— Set exercise —
Provide the number of lines where the word "front" occurs, and no other text.

— Entries shown —

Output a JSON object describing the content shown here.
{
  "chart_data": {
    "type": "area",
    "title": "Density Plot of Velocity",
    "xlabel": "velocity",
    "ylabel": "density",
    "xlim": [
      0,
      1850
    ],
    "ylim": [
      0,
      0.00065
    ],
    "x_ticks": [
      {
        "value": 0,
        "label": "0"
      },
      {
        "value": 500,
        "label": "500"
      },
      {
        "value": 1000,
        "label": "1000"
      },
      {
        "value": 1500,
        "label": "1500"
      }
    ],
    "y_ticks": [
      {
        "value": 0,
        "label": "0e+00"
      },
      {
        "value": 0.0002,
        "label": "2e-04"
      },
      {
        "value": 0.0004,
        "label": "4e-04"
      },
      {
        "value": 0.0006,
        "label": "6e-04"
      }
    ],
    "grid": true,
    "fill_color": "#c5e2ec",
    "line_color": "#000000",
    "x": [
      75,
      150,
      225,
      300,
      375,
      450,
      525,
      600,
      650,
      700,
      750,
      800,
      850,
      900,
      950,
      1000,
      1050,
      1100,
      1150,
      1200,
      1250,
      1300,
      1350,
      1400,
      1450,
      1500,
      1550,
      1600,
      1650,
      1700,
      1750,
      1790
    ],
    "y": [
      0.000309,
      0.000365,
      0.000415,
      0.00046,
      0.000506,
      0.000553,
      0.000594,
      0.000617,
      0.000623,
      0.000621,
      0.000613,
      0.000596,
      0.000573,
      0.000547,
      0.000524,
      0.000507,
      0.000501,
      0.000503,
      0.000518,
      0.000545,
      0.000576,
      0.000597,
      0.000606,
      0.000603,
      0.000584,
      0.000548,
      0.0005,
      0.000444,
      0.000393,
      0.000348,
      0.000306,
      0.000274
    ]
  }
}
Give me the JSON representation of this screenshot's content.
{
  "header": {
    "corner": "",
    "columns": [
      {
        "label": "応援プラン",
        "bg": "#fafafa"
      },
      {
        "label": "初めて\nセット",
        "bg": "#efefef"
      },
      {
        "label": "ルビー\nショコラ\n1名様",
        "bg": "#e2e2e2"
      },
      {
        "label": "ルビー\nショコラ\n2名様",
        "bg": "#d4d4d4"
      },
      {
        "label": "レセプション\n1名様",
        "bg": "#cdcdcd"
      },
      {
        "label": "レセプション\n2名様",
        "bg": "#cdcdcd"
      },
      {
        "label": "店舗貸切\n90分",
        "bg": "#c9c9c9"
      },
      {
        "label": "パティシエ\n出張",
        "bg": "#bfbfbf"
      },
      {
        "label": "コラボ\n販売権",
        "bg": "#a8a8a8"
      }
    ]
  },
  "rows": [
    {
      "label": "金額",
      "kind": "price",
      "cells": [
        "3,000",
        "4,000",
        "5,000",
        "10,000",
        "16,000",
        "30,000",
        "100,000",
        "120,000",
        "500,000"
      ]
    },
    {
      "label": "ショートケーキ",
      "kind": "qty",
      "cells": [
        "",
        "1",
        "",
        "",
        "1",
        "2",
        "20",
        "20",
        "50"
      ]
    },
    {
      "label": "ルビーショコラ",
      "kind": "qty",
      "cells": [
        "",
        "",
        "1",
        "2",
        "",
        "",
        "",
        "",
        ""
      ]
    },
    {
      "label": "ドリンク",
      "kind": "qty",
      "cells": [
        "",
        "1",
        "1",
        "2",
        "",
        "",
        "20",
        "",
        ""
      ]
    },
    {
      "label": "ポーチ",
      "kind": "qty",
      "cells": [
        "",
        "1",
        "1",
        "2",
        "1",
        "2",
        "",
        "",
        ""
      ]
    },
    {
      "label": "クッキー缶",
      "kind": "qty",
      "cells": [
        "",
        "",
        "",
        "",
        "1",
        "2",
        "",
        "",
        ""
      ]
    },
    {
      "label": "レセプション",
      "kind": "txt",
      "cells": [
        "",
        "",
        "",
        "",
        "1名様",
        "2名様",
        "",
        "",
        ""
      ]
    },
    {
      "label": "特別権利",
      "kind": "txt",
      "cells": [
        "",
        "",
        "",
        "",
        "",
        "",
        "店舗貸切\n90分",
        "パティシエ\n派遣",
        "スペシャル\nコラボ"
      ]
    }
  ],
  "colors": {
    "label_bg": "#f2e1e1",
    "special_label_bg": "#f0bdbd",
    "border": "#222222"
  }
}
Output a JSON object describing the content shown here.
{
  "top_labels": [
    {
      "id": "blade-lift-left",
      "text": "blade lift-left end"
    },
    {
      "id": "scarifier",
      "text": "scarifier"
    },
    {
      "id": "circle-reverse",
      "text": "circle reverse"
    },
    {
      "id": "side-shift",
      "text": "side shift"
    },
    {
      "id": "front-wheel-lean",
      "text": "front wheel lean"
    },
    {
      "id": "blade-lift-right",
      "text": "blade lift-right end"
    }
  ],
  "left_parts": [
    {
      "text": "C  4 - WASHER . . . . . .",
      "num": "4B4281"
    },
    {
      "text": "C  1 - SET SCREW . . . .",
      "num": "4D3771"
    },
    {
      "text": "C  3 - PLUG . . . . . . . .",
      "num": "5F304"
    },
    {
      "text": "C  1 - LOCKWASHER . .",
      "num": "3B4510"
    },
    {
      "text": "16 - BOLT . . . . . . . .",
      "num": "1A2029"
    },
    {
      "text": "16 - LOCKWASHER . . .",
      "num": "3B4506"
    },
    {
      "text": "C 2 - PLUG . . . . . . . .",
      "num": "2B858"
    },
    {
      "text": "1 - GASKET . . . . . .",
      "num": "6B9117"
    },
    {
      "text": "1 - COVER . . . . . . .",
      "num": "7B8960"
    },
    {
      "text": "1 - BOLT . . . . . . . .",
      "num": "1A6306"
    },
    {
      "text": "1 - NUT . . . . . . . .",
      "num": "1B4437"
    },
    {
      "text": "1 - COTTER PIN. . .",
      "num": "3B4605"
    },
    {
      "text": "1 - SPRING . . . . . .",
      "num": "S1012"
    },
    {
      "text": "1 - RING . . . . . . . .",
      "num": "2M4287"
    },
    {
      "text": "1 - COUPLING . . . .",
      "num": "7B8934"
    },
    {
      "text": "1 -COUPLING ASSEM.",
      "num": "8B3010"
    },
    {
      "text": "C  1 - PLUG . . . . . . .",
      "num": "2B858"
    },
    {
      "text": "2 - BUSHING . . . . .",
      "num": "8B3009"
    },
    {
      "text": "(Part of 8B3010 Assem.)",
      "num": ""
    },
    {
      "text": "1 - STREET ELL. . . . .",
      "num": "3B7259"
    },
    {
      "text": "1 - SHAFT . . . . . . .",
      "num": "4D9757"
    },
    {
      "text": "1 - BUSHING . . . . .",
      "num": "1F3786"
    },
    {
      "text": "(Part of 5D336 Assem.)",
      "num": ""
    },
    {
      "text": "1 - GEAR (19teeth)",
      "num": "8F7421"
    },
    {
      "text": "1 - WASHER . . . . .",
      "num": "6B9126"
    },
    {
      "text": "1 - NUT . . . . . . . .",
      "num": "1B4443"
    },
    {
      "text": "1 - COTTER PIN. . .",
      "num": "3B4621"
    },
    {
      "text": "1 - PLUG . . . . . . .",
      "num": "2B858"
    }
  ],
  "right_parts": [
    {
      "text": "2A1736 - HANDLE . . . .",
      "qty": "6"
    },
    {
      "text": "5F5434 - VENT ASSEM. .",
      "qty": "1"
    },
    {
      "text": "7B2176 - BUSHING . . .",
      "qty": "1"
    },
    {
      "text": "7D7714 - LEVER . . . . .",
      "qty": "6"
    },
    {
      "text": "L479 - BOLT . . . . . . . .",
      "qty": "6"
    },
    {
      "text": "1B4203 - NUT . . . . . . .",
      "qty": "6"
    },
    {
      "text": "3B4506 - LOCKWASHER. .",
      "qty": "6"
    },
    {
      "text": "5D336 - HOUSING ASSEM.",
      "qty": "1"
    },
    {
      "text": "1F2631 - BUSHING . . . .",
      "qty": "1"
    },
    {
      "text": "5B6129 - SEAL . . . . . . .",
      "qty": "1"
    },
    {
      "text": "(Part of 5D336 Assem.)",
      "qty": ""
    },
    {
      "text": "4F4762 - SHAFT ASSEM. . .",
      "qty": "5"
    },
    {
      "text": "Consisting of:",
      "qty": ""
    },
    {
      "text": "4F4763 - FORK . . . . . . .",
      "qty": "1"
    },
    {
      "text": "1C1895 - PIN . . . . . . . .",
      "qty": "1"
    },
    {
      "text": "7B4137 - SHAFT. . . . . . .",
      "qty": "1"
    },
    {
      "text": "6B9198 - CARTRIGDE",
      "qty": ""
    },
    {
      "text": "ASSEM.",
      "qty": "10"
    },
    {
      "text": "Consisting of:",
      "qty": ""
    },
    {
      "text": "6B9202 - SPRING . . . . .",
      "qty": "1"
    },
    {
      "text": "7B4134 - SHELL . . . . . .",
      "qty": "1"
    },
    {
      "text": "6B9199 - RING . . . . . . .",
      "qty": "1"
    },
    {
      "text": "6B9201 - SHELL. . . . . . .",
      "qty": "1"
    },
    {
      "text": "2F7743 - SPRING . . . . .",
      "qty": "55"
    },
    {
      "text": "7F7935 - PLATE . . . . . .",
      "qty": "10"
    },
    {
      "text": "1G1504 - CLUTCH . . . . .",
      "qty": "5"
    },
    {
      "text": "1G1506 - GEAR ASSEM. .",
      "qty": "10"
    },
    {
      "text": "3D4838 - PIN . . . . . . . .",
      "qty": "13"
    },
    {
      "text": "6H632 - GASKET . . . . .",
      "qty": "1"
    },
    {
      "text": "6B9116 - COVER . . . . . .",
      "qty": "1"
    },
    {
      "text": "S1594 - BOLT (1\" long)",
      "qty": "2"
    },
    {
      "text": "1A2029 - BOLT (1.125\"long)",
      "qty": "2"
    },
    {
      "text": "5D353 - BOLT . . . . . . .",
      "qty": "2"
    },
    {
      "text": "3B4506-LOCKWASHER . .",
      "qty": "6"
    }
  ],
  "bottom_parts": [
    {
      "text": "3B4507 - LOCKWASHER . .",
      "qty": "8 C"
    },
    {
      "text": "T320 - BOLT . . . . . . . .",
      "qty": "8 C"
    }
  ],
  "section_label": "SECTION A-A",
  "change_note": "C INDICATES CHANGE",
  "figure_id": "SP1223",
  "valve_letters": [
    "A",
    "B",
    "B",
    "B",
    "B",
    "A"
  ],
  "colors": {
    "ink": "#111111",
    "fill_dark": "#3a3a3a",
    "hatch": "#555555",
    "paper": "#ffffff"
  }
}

— The solution —
2